** Start of Stored rows **
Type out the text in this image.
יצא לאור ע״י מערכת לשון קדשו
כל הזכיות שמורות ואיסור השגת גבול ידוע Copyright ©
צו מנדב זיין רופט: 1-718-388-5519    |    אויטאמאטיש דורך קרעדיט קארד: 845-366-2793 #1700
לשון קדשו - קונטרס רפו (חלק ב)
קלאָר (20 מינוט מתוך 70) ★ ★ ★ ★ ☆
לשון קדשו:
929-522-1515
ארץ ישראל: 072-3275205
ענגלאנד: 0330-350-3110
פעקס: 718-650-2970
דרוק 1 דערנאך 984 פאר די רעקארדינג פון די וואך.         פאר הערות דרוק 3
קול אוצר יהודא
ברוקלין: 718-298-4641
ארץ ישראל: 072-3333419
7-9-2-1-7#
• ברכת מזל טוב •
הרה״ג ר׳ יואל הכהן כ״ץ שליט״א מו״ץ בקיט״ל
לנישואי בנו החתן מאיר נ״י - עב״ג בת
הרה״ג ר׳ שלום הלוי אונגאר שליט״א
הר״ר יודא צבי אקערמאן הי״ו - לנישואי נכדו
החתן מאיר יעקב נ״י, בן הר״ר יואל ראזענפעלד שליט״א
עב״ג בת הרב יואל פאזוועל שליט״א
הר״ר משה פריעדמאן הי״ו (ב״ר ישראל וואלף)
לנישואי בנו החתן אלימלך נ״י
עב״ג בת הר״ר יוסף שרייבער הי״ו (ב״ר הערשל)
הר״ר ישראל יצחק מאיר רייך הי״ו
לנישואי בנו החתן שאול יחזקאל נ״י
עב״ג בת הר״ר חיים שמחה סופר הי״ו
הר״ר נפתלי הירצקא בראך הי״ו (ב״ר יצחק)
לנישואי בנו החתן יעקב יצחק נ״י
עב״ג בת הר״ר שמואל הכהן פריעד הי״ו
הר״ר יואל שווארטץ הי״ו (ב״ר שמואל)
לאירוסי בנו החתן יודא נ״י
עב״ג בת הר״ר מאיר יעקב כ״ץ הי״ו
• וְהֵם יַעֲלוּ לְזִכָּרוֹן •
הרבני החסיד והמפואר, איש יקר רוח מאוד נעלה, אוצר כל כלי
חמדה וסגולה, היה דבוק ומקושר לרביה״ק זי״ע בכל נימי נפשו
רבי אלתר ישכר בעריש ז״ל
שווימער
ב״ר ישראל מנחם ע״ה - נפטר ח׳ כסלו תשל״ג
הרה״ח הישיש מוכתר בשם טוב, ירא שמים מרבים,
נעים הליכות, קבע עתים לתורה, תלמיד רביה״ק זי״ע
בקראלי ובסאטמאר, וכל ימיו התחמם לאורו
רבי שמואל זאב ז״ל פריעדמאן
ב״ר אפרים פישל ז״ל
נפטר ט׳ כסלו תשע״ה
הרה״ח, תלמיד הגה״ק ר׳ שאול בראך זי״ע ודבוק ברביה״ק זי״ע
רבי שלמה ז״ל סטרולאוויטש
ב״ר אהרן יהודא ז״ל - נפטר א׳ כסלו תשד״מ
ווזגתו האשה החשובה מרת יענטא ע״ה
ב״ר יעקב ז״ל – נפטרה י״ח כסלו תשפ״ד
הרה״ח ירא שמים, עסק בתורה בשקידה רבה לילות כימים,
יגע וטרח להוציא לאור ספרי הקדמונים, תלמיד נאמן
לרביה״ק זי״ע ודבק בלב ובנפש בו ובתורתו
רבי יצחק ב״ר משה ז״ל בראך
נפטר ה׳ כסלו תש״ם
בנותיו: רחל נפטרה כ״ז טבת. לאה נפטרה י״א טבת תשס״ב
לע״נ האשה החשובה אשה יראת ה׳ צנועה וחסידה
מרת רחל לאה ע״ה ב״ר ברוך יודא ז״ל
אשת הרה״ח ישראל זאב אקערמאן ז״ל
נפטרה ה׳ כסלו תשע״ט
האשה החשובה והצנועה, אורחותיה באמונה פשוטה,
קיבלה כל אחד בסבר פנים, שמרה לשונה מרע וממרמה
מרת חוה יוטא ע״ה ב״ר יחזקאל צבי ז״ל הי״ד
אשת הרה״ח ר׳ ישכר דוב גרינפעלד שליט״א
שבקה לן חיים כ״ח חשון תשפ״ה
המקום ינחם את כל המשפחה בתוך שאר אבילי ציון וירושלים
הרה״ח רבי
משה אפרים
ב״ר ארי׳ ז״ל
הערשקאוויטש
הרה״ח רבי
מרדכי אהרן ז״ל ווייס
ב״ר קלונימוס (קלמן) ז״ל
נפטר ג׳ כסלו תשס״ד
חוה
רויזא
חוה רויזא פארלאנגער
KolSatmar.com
** End of Stored rows **
▸ Short exercise: For the records above, state how many lines include the string "יעקב", giving the number and nothing else.

▸ Reply: 4